TASK BRIEF — Reading the listing below, count the lines that contain the word "podpisy" and give that count alone.

Dataset items:
⁂

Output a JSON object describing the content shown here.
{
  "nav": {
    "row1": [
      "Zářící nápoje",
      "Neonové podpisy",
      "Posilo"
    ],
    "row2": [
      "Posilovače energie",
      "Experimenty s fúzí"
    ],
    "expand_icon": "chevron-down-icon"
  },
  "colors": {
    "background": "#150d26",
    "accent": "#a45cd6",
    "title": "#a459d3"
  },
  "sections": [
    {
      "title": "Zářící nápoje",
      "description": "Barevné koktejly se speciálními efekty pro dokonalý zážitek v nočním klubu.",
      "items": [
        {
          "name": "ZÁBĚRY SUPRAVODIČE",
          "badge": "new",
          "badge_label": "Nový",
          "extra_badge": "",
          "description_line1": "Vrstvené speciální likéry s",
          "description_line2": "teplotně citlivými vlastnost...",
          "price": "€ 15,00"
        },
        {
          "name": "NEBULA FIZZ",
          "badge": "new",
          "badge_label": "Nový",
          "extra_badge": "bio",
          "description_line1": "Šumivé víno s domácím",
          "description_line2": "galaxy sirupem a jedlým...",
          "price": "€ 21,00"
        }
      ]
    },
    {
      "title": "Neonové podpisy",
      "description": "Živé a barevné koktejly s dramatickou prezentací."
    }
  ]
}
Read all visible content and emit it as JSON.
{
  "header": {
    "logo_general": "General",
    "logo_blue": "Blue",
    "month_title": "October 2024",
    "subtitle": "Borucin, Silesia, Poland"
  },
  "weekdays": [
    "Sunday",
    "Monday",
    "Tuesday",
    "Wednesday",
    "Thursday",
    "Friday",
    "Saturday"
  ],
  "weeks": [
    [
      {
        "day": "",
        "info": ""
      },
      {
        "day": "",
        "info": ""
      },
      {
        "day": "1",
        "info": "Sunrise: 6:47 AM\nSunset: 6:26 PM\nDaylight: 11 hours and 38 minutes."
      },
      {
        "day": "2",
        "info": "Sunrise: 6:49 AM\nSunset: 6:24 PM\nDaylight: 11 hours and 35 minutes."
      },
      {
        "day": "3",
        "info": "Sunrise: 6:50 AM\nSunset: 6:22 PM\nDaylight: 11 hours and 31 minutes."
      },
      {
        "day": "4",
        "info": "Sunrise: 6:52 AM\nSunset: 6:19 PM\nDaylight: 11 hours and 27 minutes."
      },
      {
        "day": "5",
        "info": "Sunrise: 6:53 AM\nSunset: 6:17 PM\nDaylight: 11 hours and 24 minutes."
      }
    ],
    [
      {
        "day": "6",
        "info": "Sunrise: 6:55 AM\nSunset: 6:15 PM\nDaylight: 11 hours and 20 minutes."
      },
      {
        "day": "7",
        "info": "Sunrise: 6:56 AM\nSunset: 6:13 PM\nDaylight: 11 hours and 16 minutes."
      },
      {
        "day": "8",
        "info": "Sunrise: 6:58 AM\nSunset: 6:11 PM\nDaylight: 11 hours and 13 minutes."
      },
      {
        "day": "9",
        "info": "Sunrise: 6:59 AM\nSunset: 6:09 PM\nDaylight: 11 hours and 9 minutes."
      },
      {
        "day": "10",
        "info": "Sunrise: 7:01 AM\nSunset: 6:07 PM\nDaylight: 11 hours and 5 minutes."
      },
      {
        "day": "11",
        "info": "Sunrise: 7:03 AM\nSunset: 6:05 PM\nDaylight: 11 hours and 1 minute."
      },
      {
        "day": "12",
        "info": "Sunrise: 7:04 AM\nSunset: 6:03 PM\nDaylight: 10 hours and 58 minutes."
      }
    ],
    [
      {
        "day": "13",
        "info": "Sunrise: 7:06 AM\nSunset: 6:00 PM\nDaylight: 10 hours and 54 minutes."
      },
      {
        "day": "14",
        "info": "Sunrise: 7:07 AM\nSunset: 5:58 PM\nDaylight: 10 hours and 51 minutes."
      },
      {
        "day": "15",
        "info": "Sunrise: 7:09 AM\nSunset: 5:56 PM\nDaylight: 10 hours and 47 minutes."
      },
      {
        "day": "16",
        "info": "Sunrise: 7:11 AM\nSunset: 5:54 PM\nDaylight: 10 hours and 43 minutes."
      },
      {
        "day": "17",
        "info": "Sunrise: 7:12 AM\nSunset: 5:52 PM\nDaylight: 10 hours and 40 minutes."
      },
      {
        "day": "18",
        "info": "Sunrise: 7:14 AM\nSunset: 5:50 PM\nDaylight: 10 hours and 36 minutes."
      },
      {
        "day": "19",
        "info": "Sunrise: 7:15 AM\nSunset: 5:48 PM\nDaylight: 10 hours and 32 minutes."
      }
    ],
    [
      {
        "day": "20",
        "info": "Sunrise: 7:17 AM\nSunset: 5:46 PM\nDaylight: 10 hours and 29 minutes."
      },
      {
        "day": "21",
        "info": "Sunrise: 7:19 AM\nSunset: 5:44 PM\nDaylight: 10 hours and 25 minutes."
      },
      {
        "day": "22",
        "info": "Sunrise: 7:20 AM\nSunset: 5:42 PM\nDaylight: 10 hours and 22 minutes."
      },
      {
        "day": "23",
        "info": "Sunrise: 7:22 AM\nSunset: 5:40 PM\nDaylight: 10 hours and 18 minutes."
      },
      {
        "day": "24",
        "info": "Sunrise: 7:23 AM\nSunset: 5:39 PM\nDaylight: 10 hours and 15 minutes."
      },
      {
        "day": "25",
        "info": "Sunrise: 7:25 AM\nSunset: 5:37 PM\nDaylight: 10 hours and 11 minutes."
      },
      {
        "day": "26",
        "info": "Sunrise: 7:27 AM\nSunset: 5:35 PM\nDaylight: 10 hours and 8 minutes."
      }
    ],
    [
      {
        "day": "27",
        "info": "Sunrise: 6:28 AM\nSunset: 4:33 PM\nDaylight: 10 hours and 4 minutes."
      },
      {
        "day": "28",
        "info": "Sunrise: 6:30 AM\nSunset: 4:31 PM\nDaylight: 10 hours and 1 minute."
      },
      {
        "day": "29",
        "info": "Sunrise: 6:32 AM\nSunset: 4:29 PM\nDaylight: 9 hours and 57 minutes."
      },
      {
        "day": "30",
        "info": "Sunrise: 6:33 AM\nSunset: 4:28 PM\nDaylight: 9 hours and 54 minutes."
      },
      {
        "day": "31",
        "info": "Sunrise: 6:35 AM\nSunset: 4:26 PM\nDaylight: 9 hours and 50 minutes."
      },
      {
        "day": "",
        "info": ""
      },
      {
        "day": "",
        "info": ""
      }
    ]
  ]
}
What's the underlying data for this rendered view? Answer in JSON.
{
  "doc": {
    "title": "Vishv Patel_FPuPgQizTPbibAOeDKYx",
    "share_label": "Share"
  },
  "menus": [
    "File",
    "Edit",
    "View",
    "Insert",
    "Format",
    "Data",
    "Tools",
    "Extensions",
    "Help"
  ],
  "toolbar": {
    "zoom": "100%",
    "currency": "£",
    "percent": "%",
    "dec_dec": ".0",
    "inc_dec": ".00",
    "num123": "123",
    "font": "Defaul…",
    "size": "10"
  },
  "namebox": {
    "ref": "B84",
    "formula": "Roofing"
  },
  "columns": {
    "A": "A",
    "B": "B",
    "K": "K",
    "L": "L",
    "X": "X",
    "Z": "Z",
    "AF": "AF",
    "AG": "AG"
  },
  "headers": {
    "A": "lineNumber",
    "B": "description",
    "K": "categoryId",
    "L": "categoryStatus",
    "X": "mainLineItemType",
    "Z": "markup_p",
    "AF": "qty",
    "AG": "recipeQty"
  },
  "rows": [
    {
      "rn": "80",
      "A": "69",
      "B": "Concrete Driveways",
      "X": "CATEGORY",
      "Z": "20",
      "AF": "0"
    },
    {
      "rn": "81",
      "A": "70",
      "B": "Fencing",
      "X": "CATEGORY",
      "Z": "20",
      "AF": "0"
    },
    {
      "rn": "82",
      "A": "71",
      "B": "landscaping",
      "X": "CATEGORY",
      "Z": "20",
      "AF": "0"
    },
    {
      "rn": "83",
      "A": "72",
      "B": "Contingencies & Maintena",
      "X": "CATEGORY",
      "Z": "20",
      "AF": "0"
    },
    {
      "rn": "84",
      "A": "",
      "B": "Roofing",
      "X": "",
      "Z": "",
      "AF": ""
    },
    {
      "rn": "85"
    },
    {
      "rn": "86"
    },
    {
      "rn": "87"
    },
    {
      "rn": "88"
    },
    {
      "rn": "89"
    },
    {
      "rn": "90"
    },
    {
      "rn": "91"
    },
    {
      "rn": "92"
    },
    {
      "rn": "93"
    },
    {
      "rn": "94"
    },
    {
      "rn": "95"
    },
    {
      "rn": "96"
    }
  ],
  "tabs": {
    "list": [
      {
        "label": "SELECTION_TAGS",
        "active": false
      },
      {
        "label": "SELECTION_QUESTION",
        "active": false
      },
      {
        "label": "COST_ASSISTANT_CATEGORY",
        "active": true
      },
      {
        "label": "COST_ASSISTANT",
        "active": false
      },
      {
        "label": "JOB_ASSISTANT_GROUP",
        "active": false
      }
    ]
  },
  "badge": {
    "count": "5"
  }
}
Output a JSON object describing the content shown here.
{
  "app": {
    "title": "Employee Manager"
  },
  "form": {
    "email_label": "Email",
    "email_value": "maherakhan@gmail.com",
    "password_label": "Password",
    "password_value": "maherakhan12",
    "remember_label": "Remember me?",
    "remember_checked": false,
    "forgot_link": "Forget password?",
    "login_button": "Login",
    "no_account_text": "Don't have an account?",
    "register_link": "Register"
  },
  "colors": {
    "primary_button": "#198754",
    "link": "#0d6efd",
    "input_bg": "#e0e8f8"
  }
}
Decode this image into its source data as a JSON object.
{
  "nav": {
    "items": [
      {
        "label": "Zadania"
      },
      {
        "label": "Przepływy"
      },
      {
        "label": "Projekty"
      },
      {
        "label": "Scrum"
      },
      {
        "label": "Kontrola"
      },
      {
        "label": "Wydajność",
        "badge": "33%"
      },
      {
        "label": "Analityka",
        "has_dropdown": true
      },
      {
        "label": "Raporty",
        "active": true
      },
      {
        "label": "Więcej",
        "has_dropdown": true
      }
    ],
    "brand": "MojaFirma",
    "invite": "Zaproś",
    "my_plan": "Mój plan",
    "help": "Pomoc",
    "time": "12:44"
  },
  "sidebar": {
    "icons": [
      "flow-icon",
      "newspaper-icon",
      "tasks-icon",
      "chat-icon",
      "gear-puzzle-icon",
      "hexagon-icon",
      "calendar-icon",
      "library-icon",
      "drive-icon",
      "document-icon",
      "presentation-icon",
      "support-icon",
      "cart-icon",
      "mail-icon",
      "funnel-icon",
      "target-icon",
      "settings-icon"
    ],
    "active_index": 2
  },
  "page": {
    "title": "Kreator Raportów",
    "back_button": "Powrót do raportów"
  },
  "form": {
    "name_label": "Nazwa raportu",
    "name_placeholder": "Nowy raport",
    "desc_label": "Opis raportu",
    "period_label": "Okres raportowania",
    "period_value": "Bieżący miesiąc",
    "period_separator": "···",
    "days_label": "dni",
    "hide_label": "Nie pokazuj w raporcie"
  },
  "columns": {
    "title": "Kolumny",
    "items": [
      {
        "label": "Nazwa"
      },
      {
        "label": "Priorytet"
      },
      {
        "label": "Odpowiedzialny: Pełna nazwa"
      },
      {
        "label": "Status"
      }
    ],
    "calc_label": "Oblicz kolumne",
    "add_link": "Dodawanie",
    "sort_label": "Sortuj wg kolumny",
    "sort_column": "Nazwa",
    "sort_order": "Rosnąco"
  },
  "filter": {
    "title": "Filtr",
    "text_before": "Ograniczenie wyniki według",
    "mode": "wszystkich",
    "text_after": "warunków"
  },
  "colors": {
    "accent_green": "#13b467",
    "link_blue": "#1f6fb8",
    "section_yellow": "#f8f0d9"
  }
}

⁂

FULL ANSWER — 2